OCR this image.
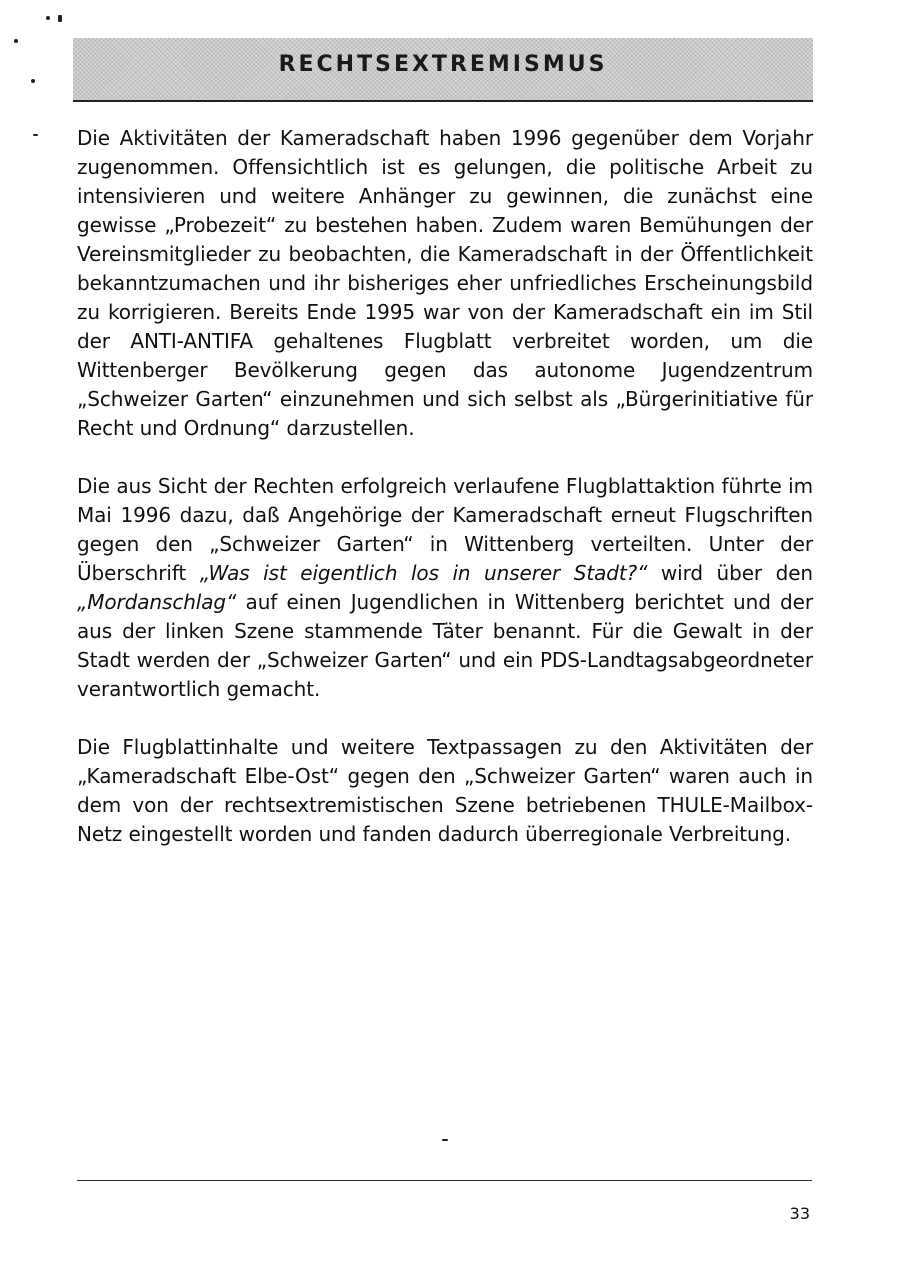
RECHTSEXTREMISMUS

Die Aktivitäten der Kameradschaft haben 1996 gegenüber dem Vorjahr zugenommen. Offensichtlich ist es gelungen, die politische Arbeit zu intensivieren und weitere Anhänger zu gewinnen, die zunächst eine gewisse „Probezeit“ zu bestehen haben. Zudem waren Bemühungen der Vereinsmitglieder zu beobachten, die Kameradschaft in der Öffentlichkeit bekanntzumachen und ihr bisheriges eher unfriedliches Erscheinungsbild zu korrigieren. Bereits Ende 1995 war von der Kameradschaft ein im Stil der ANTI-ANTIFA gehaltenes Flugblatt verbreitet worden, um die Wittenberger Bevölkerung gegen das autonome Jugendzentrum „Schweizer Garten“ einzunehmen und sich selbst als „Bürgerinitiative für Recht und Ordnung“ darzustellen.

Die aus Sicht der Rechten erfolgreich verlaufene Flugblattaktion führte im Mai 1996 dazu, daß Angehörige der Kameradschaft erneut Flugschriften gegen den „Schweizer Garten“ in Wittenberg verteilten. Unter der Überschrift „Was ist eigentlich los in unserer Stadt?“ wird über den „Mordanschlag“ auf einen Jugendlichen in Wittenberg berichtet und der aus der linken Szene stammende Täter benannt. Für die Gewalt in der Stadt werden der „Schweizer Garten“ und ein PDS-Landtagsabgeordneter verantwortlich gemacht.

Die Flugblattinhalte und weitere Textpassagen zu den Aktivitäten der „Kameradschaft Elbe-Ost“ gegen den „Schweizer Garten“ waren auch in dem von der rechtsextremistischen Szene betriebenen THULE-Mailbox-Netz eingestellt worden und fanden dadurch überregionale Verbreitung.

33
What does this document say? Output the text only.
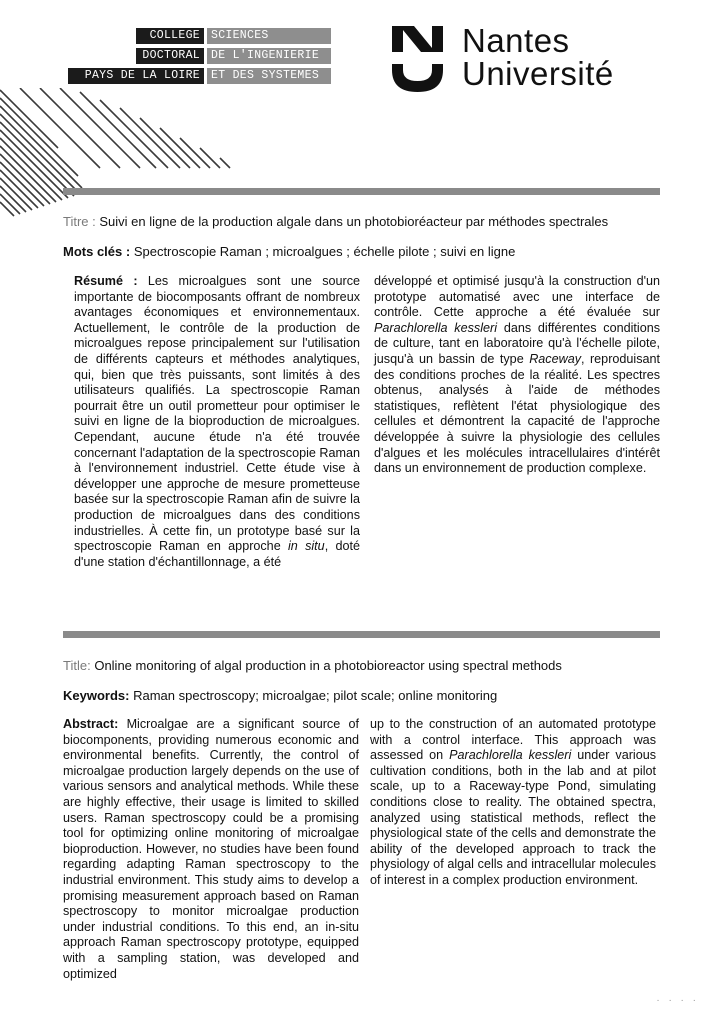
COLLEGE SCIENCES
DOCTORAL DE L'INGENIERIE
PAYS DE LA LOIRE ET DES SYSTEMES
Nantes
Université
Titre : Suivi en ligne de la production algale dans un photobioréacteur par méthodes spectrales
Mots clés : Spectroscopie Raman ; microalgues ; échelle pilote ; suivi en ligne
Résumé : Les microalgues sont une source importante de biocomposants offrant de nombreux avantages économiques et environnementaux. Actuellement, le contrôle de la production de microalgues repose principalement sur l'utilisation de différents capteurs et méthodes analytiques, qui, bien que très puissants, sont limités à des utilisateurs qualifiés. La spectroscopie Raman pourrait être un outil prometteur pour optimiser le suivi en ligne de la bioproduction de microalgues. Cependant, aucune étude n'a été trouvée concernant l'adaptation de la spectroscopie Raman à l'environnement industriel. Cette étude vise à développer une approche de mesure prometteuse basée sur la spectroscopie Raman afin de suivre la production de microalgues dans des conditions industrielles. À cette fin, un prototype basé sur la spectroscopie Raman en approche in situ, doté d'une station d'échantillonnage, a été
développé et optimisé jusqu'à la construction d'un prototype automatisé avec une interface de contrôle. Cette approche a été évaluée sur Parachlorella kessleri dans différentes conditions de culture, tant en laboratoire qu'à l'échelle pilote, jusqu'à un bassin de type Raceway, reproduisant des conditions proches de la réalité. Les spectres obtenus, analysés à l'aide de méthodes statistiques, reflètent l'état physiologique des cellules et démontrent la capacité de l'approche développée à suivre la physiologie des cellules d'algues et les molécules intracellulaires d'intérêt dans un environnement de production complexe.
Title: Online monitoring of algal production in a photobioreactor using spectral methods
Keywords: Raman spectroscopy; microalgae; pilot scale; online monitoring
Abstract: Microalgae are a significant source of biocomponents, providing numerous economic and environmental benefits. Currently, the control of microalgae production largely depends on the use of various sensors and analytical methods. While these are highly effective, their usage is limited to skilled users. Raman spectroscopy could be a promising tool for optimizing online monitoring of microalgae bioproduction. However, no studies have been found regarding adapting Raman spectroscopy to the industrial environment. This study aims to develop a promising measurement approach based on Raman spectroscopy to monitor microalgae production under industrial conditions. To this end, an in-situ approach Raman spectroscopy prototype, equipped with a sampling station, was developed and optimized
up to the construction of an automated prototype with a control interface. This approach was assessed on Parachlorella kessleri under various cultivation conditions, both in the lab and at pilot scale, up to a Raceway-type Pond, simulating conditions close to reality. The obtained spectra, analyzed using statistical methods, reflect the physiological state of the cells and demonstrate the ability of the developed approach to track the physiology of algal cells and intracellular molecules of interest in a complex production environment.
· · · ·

::::::::::

# Brief
I would like the data copied exactly as it stands, with no pictures included.

# Your response
OCR this image.
RECHTSEXTREMISMUS

Die Aktivitäten der Kameradschaft haben 1996 gegenüber dem Vorjahr zugenommen. Offensichtlich ist es gelungen, die politische Arbeit zu intensivieren und weitere Anhänger zu gewinnen, die zunächst eine gewisse „Probezeit“ zu bestehen haben. Zudem waren Bemühungen der Vereinsmitglieder zu beobachten, die Kameradschaft in der Öffentlichkeit bekanntzumachen und ihr bisheriges eher unfriedliches Erscheinungsbild zu korrigieren. Bereits Ende 1995 war von der Kameradschaft ein im Stil der ANTI-ANTIFA gehaltenes Flugblatt verbreitet worden, um die Wittenberger Bevölkerung gegen das autonome Jugendzentrum „Schweizer Garten“ einzunehmen und sich selbst als „Bürgerinitiative für Recht und Ordnung“ darzustellen.

Die aus Sicht der Rechten erfolgreich verlaufene Flugblattaktion führte im Mai 1996 dazu, daß Angehörige der Kameradschaft erneut Flugschriften gegen den „Schweizer Garten“ in Wittenberg verteilten. Unter der Überschrift „Was ist eigentlich los in unserer Stadt?“ wird über den „Mordanschlag“ auf einen Jugendlichen in Wittenberg berichtet und der aus der linken Szene stammende Täter benannt. Für die Gewalt in der Stadt werden der „Schweizer Garten“ und ein PDS-Landtagsabgeordneter verantwortlich gemacht.

Die Flugblattinhalte und weitere Textpassagen zu den Aktivitäten der „Kameradschaft Elbe-Ost“ gegen den „Schweizer Garten“ waren auch in dem von der rechtsextremistischen Szene betriebenen THULE-Mailbox-Netz eingestellt worden und fanden dadurch überregionale Verbreitung.

33
What does this document say? Output the text only.
COLLEGE SCIENCES
DOCTORAL DE L'INGENIERIE
PAYS DE LA LOIRE ET DES SYSTEMES
Nantes
Université
Titre : Suivi en ligne de la production algale dans un photobioréacteur par méthodes spectrales
Mots clés : Spectroscopie Raman ; microalgues ; échelle pilote ; suivi en ligne
Résumé : Les microalgues sont une source importante de biocomposants offrant de nombreux avantages économiques et environnementaux. Actuellement, le contrôle de la production de microalgues repose principalement sur l'utilisation de différents capteurs et méthodes analytiques, qui, bien que très puissants, sont limités à des utilisateurs qualifiés. La spectroscopie Raman pourrait être un outil prometteur pour optimiser le suivi en ligne de la bioproduction de microalgues. Cependant, aucune étude n'a été trouvée concernant l'adaptation de la spectroscopie Raman à l'environnement industriel. Cette étude vise à développer une approche de mesure prometteuse basée sur la spectroscopie Raman afin de suivre la production de microalgues dans des conditions industrielles. À cette fin, un prototype basé sur la spectroscopie Raman en approche in situ, doté d'une station d'échantillonnage, a été
développé et optimisé jusqu'à la construction d'un prototype automatisé avec une interface de contrôle. Cette approche a été évaluée sur Parachlorella kessleri dans différentes conditions de culture, tant en laboratoire qu'à l'échelle pilote, jusqu'à un bassin de type Raceway, reproduisant des conditions proches de la réalité. Les spectres obtenus, analysés à l'aide de méthodes statistiques, reflètent l'état physiologique des cellules et démontrent la capacité de l'approche développée à suivre la physiologie des cellules d'algues et les molécules intracellulaires d'intérêt dans un environnement de production complexe.
Title: Online monitoring of algal production in a photobioreactor using spectral methods
Keywords: Raman spectroscopy; microalgae; pilot scale; online monitoring
Abstract: Microalgae are a significant source of biocomponents, providing numerous economic and environmental benefits. Currently, the control of microalgae production largely depends on the use of various sensors and analytical methods. While these are highly effective, their usage is limited to skilled users. Raman spectroscopy could be a promising tool for optimizing online monitoring of microalgae bioproduction. However, no studies have been found regarding adapting Raman spectroscopy to the industrial environment. This study aims to develop a promising measurement approach based on Raman spectroscopy to monitor microalgae production under industrial conditions. To this end, an in-situ approach Raman spectroscopy prototype, equipped with a sampling station, was developed and optimized
up to the construction of an automated prototype with a control interface. This approach was assessed on Parachlorella kessleri under various cultivation conditions, both in the lab and at pilot scale, up to a Raceway-type Pond, simulating conditions close to reality. The obtained spectra, analyzed using statistical methods, reflect the physiological state of the cells and demonstrate the ability of the developed approach to track the physiology of algal cells and intracellular molecules of interest in a complex production environment.
· · · ·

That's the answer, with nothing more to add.